- Task instructions: Each record below should be repeated precisely as written.

- Records supplied:
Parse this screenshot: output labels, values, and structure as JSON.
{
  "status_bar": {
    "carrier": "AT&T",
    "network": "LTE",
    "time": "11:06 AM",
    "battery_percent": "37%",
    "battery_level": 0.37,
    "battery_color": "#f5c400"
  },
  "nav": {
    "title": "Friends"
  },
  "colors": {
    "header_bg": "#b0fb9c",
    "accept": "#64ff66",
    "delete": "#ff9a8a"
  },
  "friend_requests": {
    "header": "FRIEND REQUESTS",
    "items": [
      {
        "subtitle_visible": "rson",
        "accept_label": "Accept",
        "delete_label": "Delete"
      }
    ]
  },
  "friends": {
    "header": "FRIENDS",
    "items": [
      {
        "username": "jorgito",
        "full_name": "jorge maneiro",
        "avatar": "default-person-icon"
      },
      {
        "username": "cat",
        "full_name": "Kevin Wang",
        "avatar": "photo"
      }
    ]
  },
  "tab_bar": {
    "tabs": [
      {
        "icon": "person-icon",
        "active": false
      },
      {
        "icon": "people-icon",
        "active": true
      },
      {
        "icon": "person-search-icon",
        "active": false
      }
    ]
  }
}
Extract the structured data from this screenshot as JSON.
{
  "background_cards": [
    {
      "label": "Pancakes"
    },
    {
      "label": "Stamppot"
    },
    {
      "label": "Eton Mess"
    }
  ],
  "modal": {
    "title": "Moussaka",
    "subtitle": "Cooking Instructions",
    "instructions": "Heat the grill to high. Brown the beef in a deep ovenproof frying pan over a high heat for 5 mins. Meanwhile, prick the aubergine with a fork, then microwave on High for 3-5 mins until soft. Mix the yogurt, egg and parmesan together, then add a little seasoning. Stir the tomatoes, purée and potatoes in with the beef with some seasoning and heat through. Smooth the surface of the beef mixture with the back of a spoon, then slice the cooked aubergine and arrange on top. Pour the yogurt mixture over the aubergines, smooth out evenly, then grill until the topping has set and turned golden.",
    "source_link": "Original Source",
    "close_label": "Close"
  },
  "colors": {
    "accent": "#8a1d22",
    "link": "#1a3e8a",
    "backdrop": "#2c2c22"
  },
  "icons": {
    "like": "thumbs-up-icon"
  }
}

- The completed task:
Parse this screenshot: output labels, values, and structure as JSON.
{
  "status_bar": {
    "carrier": "AT&T",
    "network": "LTE",
    "time": "11:06 AM",
    "battery_percent": "37%",
    "battery_level": 0.37,
    "battery_color": "#f5c400"
  },
  "nav": {
    "title": "Friends"
  },
  "colors": {
    "header_bg": "#b0fb9c",
    "accept": "#64ff66",
    "delete": "#ff9a8a"
  },
  "friend_requests": {
    "header": "FRIEND REQUESTS",
    "items": [
      {
        "subtitle_visible": "rson",
        "accept_label": "Accept",
        "delete_label": "Delete"
      }
    ]
  },
  "friends": {
    "header": "FRIENDS",
    "items": [
      {
        "username": "jorgito",
        "full_name": "jorge maneiro",
        "avatar": "default-person-icon"
      },
      {
        "username": "cat",
        "full_name": "Kevin Wang",
        "avatar": "photo"
      }
    ]
  },
  "tab_bar": {
    "tabs": [
      {
        "icon": "person-icon",
        "active": false
      },
      {
        "icon": "people-icon",
        "active": true
      },
      {
        "icon": "person-search-icon",
        "active": false
      }
    ]
  }
}
Extract the structured data from this screenshot as JSON.
{
  "background_cards": [
    {
      "label": "Pancakes"
    },
    {
      "label": "Stamppot"
    },
    {
      "label": "Eton Mess"
    }
  ],
  "modal": {
    "title": "Moussaka",
    "subtitle": "Cooking Instructions",
    "instructions": "Heat the grill to high. Brown the beef in a deep ovenproof frying pan over a high heat for 5 mins. Meanwhile, prick the aubergine with a fork, then microwave on High for 3-5 mins until soft. Mix the yogurt, egg and parmesan together, then add a little seasoning. Stir the tomatoes, purée and potatoes in with the beef with some seasoning and heat through. Smooth the surface of the beef mixture with the back of a spoon, then slice the cooked aubergine and arrange on top. Pour the yogurt mixture over the aubergines, smooth out evenly, then grill until the topping has set and turned golden.",
    "source_link": "Original Source",
    "close_label": "Close"
  },
  "colors": {
    "accent": "#8a1d22",
    "link": "#1a3e8a",
    "backdrop": "#2c2c22"
  },
  "icons": {
    "like": "thumbs-up-icon"
  }
}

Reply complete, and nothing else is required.